* **TASK SET**
[1] Quote the horse article word for word, starting at "Horses naturally have" and ending at "and his potential.".
[2] Answer these questions from the horse article:
(a) What three things does the article say it is "all about"?
(b) What should a reader look to other horse people for?
(c) What do horses naturally have tremendous faith in?

By: Deb Kitchenmaster
What do you think it takes to understand and help a horse? For starters you learn to recognize and appreciate the uniqueness of each animal. When a human approaches an animal with the grace of acceptance and the assurance of the true worth of the animal, the animal knows that. It’s all about energy, intention, and attitude. These exchanges between human and horse are recognizable to observers as communication and understanding flow from human to horse and horse to human. It really is a masterpiece — challenging to explain. But it is REAL. More times than not, it is easier for man to communicate with the horses than it is for him to communicate his thoughts and feelings about the horses with the humans. Sometimes it is hard to find the words.
As you continue being with your horse, your ability to recognize and meet your horse’s needs grows. And along with that, your awareness of how much there is to learn. Look to other horse people for advice and encouragement so you can enjoy your horse more and you can pass it along when someone comes to you for such. You see, your horse is teaching you all the time. When you learn something from a horse and someone asks you what book you got that from, you usually (unless you did get that from a book) have a pause and respond that you don’t guess you read that from a book, but your horse taught you that. Brace yourself; faces have some of the funniest expressions. Communication between horse and human is not something that can be handed to someone. It has to be learned. It has to come from the inside of a person and the inside of a horse.
Horses naturally have tremendous faith in the human being. It is their natural instinct of self-preservation that the person needs to understand in order to gain the confidence of the horse. What beauty, absolute breathtaking, when a person can present himself or herself in a way that is understandable to the horse. The horse then tells you what is going on within himself. When a human thinks of a horse AS A HORSE, connection begins. Now this may seem silly to some, but seriously, some people think of horses as dogs or humans. Did you know that? If this one remark gets your attention enough to do some personal inventory, this writing has been worth your time. When you see a horse as a horse, you are seeing what he is and his potential.

* **GIVEN MATERIAL**
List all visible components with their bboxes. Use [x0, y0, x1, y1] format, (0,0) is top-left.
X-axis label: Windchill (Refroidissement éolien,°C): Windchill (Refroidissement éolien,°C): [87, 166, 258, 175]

* **RESULTS OF THE EXERCISE**
[1]
Horses naturally have tremendous faith in the human being. It is their natural instinct of self-preservation that the person needs to understand in order to gain the confidence of the horse. What beauty, absolute breathtaking, when a person can present himself or herself in a way that is understandable to the horse. The horse then tells you what is going on within himself. When a human thinks of a horse AS A HORSE, connection begins. Now this may seem silly to some, but seriously, some people think of horses as dogs or humans. Did you know that? If this one remark gets your attention enough to do some personal inventory, this writing has been worth your time. When you see a horse as a horse, you are seeing what he is and his potential.

[2]
(a) Energy, intention, and attitude.
(b) Advice and encouragement.
(c) The human being.